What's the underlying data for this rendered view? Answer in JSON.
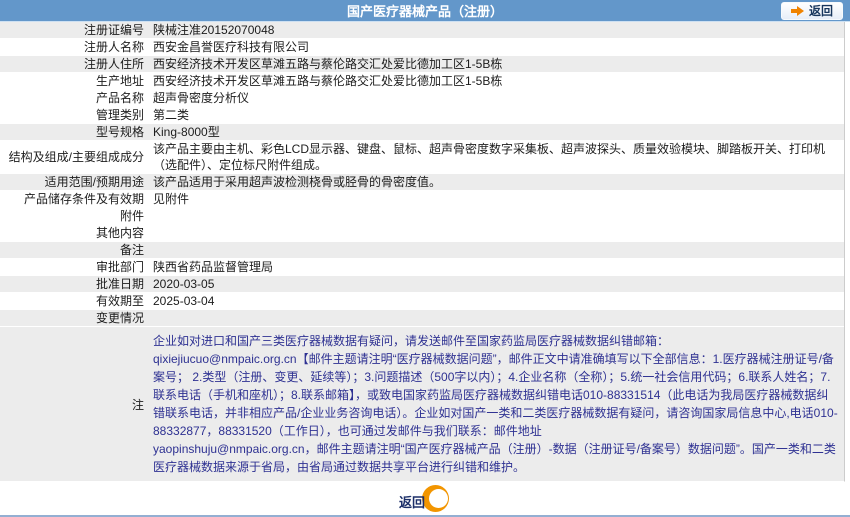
{
  "header": {
    "title": "国产医疗器械产品（注册）",
    "back_label": "返回"
  },
  "table": {
    "rows": [
      {
        "label": "注册证编号",
        "value": "陕械注准20152070048",
        "shaded": true
      },
      {
        "label": "注册人名称",
        "value": "西安金昌誉医疗科技有限公司",
        "shaded": false
      },
      {
        "label": "注册人住所",
        "value": "西安经济技术开发区草滩五路与蔡伦路交汇处爱比德加工区1-5B栋",
        "shaded": true
      },
      {
        "label": "生产地址",
        "value": "西安经济技术开发区草滩五路与蔡伦路交汇处爱比德加工区1-5B栋",
        "shaded": false
      },
      {
        "label": "产品名称",
        "value": "超声骨密度分析仪",
        "shaded": false
      },
      {
        "label": "管理类别",
        "value": "第二类",
        "shaded": false
      },
      {
        "label": "型号规格",
        "value": "King-8000型",
        "shaded": true
      },
      {
        "label": "结构及组成/主要组成成分",
        "value": "该产品主要由主机、彩色LCD显示器、键盘、鼠标、超声骨密度数字采集板、超声波探头、质量效验模块、脚踏板开关、打印机（选配件）、定位标尺附件组成。",
        "shaded": false
      },
      {
        "label": "适用范围/预期用途",
        "value": "该产品适用于采用超声波检测桡骨或胫骨的骨密度值。",
        "shaded": true
      },
      {
        "label": "产品储存条件及有效期",
        "value": "见附件",
        "shaded": false
      },
      {
        "label": "附件",
        "value": "",
        "shaded": false
      },
      {
        "label": "其他内容",
        "value": "",
        "shaded": false
      },
      {
        "label": "备注",
        "value": "",
        "shaded": true
      },
      {
        "label": "审批部门",
        "value": "陕西省药品监督管理局",
        "shaded": false
      },
      {
        "label": "批准日期",
        "value": "2020-03-05",
        "shaded": true
      },
      {
        "label": "有效期至",
        "value": "2025-03-04",
        "shaded": false
      },
      {
        "label": "变更情况",
        "value": "",
        "shaded": true
      }
    ]
  },
  "note": {
    "label": "注",
    "lines": [
      "企业如对进口和国产三类医疗器械数据有疑问，请发送邮件至国家药监局医疗器械数据纠错邮箱：",
      "qixiejiucuo@nmpaic.org.cn【邮件主题请注明“医疗器械数据问题”，邮件正文中请准确填写以下全部信息：1.医疗器械注册证号/备案号； 2.类型（注册、变更、延续等）；3.问题描述（500字以内）；4.企业名称（全称）；5.统一社会信用代码；6.联系人姓名；7.联系电话（手机和座机）；8.联系邮箱】，或致电国家药监局医疗器械数据纠错电话010-88331514（此电话为我局医疗器械数据纠错联系电话，并非相应产品/企业业务咨询电话）。企业如对国产一类和二类医疗器械数据有疑问，请咨询国家局信息中心,电话010-88332877，88331520（工作日），也可通过发邮件与我们联系：邮件地址",
      "yaopinshuju@nmpaic.org.cn，邮件主题请注明“国产医疗器械产品（注册）-数据（注册证号/备案号）数据问题”。国产一类和二类医疗器械数据来源于省局，由省局通过数据共享平台进行纠错和维护。"
    ]
  },
  "footer": {
    "back_label": "返回"
  },
  "colors": {
    "header_bg": "#6397ca",
    "row_shade": "#ececec",
    "note_text": "#2e3192",
    "navy_text": "#1c2f69",
    "accent_orange": "#f29500",
    "bottom_line": "#94afd2"
  }
}
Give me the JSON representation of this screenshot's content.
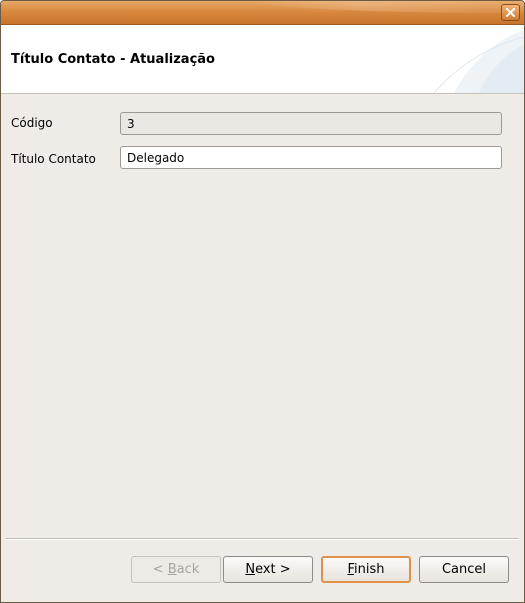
{
  "window": {
    "close_icon": "close-icon"
  },
  "header": {
    "title": "Título Contato - Atualização"
  },
  "form": {
    "codigo": {
      "label": "Código",
      "value": "3"
    },
    "titulo": {
      "label": "Título Contato",
      "value": "Delegado"
    }
  },
  "buttons": {
    "back": {
      "prefix": "< ",
      "mnemonic": "B",
      "rest": "ack",
      "enabled": false
    },
    "next": {
      "prefix": "",
      "mnemonic": "N",
      "rest": "ext >",
      "enabled": true
    },
    "finish": {
      "prefix": "",
      "mnemonic": "F",
      "rest": "inish",
      "enabled": true,
      "default": true
    },
    "cancel": {
      "label": "Cancel",
      "enabled": true
    }
  },
  "colors": {
    "titlebar": "#d9893f",
    "background": "#efebe7",
    "default_button_border": "#e0914a"
  }
}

^^^^^^^^

* Short task
Quote exactly the lines from the one that contains "Give me the" through the end of the listing above, both ends included, leaving out the pictures.

* Solution to this problem
Give me the JSON representation of this screenshot's content.
{
  "window": {
    "close_icon": "close-icon"
  },
  "header": {
    "title": "Título Contato - Atualização"
  },
  "form": {
    "codigo": {
      "label": "Código",
      "value": "3"
    },
    "titulo": {
      "label": "Título Contato",
      "value": "Delegado"
    }
  },
  "buttons": {
    "back": {
      "prefix": "< ",
      "mnemonic": "B",
      "rest": "ack",
      "enabled": false
    },
    "next": {
      "prefix": "",
      "mnemonic": "N",
      "rest": "ext >",
      "enabled": true
    },
    "finish": {
      "prefix": "",
      "mnemonic": "F",
      "rest": "inish",
      "enabled": true,
      "default": true
    },
    "cancel": {
      "label": "Cancel",
      "enabled": true
    }
  },
  "colors": {
    "titlebar": "#d9893f",
    "background": "#efebe7",
    "default_button_border": "#e0914a"
  }
}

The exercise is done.